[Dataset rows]
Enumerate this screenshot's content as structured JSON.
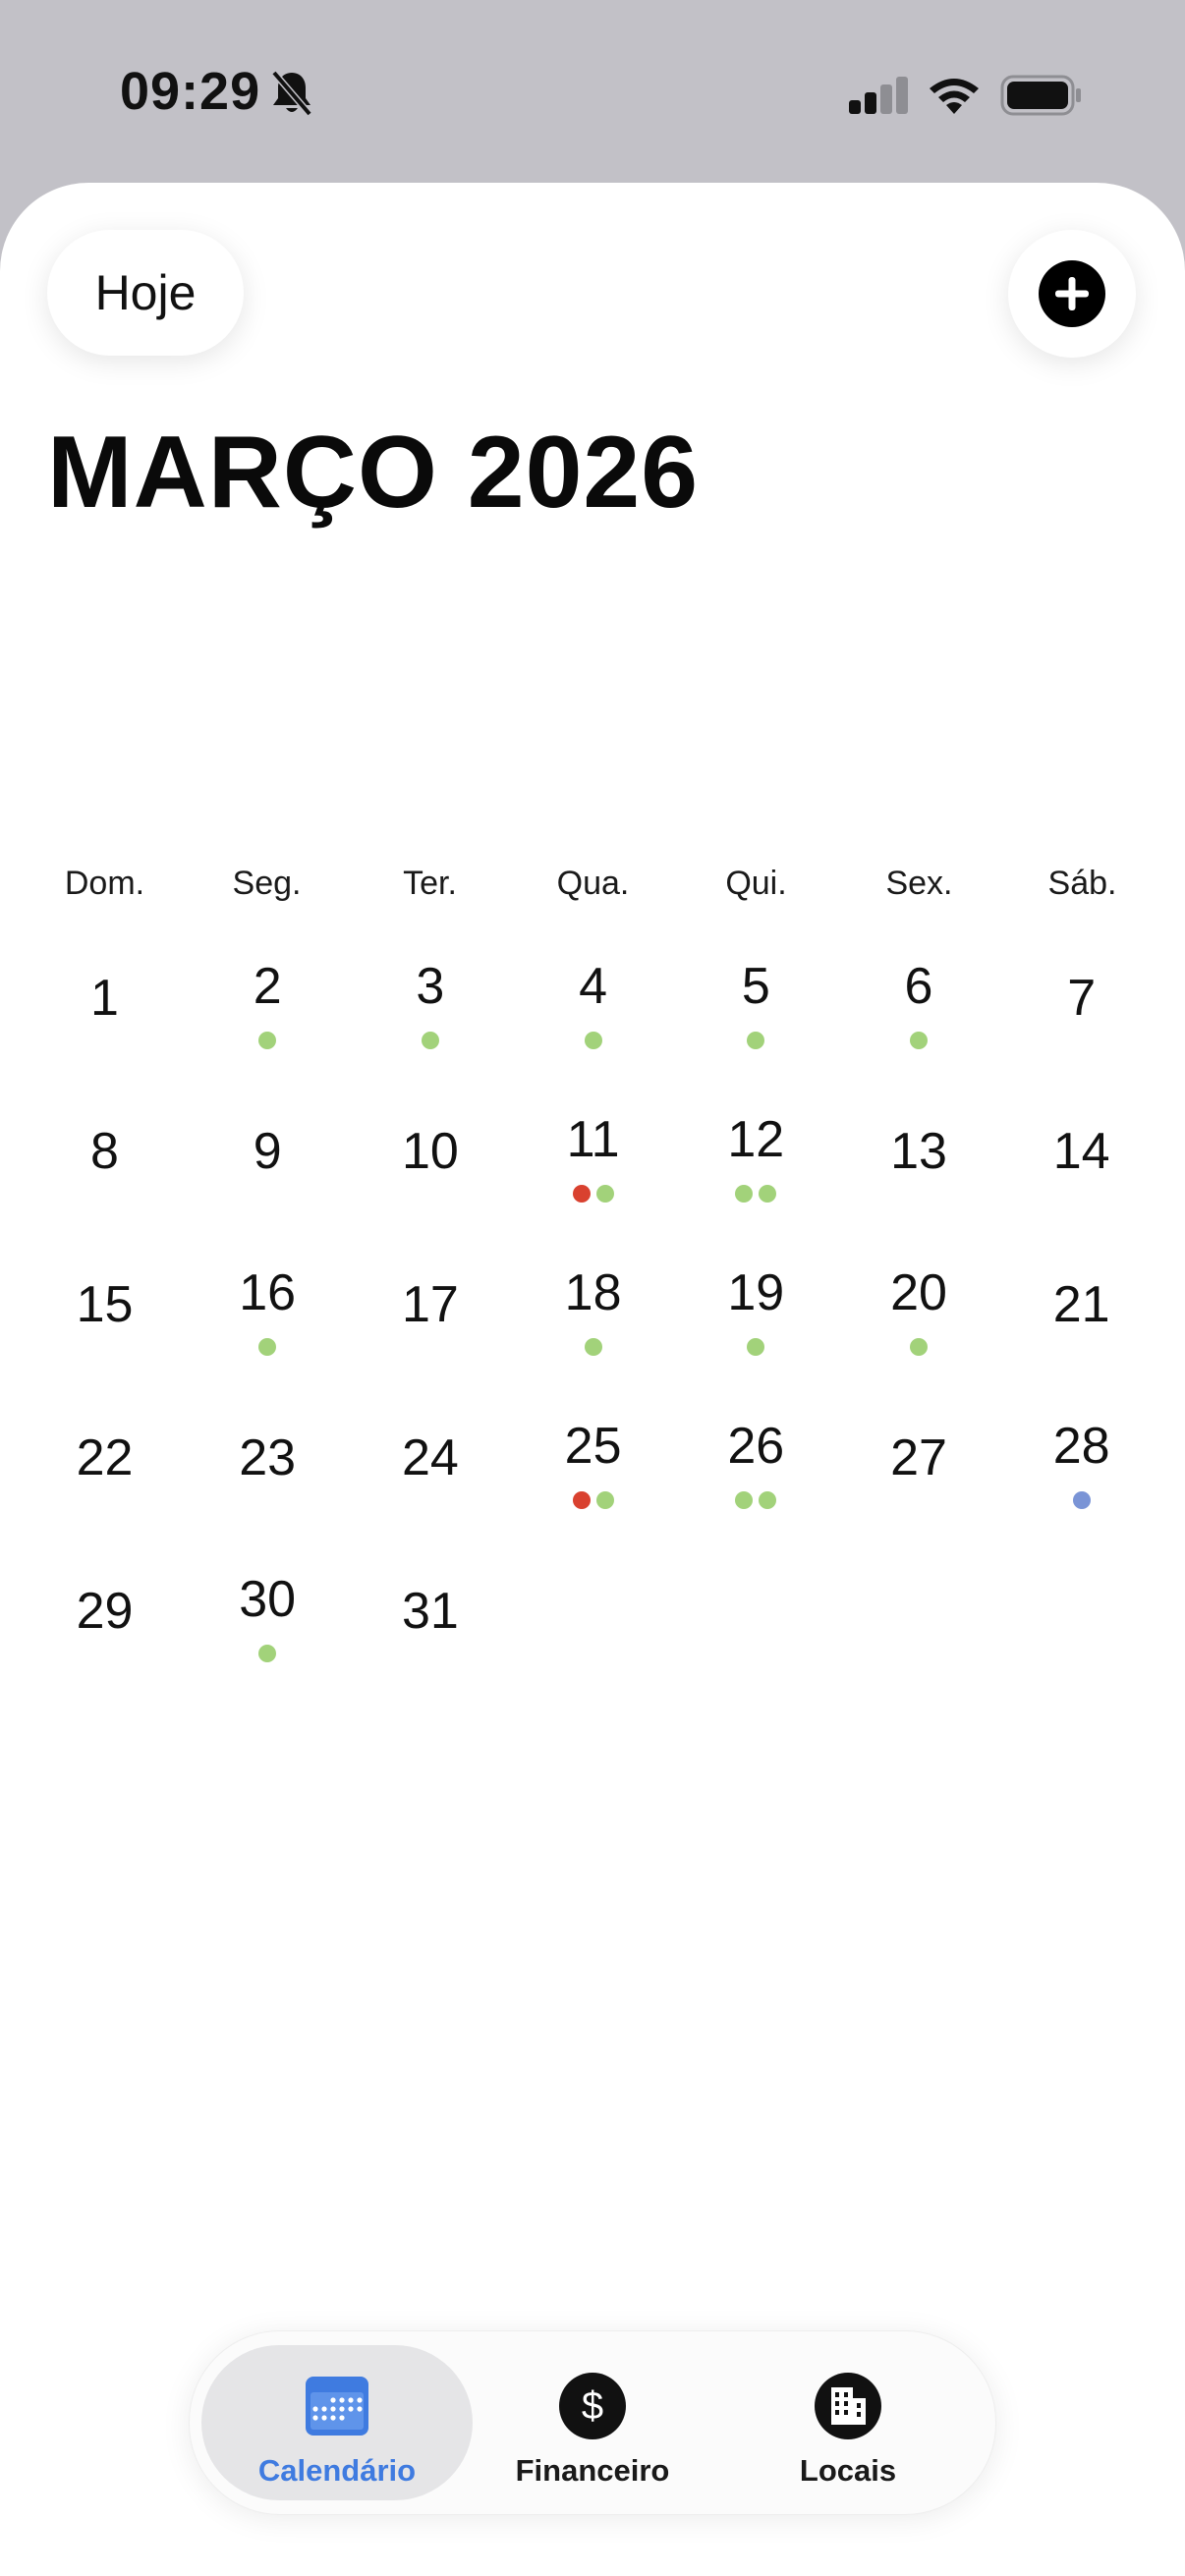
{
  "status_bar": {
    "time": "09:29"
  },
  "header": {
    "today_label": "Hoje"
  },
  "month_title": "MARÇO 2026",
  "weekdays": [
    "Dom.",
    "Seg.",
    "Ter.",
    "Qua.",
    "Qui.",
    "Sex.",
    "Sáb."
  ],
  "colors": {
    "green": "#a2d27a",
    "red": "#d9412f",
    "blue": "#7a94d6",
    "accent": "#3f7be0"
  },
  "days": [
    {
      "day": "1",
      "dots": []
    },
    {
      "day": "2",
      "dots": [
        "green"
      ]
    },
    {
      "day": "3",
      "dots": [
        "green"
      ]
    },
    {
      "day": "4",
      "dots": [
        "green"
      ]
    },
    {
      "day": "5",
      "dots": [
        "green"
      ]
    },
    {
      "day": "6",
      "dots": [
        "green"
      ]
    },
    {
      "day": "7",
      "dots": []
    },
    {
      "day": "8",
      "dots": []
    },
    {
      "day": "9",
      "dots": []
    },
    {
      "day": "10",
      "dots": []
    },
    {
      "day": "11",
      "dots": [
        "red",
        "green"
      ]
    },
    {
      "day": "12",
      "dots": [
        "green",
        "green"
      ]
    },
    {
      "day": "13",
      "dots": []
    },
    {
      "day": "14",
      "dots": []
    },
    {
      "day": "15",
      "dots": []
    },
    {
      "day": "16",
      "dots": [
        "green"
      ]
    },
    {
      "day": "17",
      "dots": []
    },
    {
      "day": "18",
      "dots": [
        "green"
      ]
    },
    {
      "day": "19",
      "dots": [
        "green"
      ]
    },
    {
      "day": "20",
      "dots": [
        "green"
      ]
    },
    {
      "day": "21",
      "dots": []
    },
    {
      "day": "22",
      "dots": []
    },
    {
      "day": "23",
      "dots": []
    },
    {
      "day": "24",
      "dots": []
    },
    {
      "day": "25",
      "dots": [
        "red",
        "green"
      ]
    },
    {
      "day": "26",
      "dots": [
        "green",
        "green"
      ]
    },
    {
      "day": "27",
      "dots": []
    },
    {
      "day": "28",
      "dots": [
        "blue"
      ]
    },
    {
      "day": "29",
      "dots": []
    },
    {
      "day": "30",
      "dots": [
        "green"
      ]
    },
    {
      "day": "31",
      "dots": []
    }
  ],
  "tabs": [
    {
      "label": "Calendário",
      "icon": "calendar-icon",
      "active": true
    },
    {
      "label": "Financeiro",
      "icon": "dollar-icon",
      "active": false
    },
    {
      "label": "Locais",
      "icon": "building-icon",
      "active": false
    }
  ]
}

§ **INSTRUCTIONS FOR THE TASK**
How many of the lines above include the string "icon"? Reply with the number by itself.

§ **ANSWER IN FULL**
3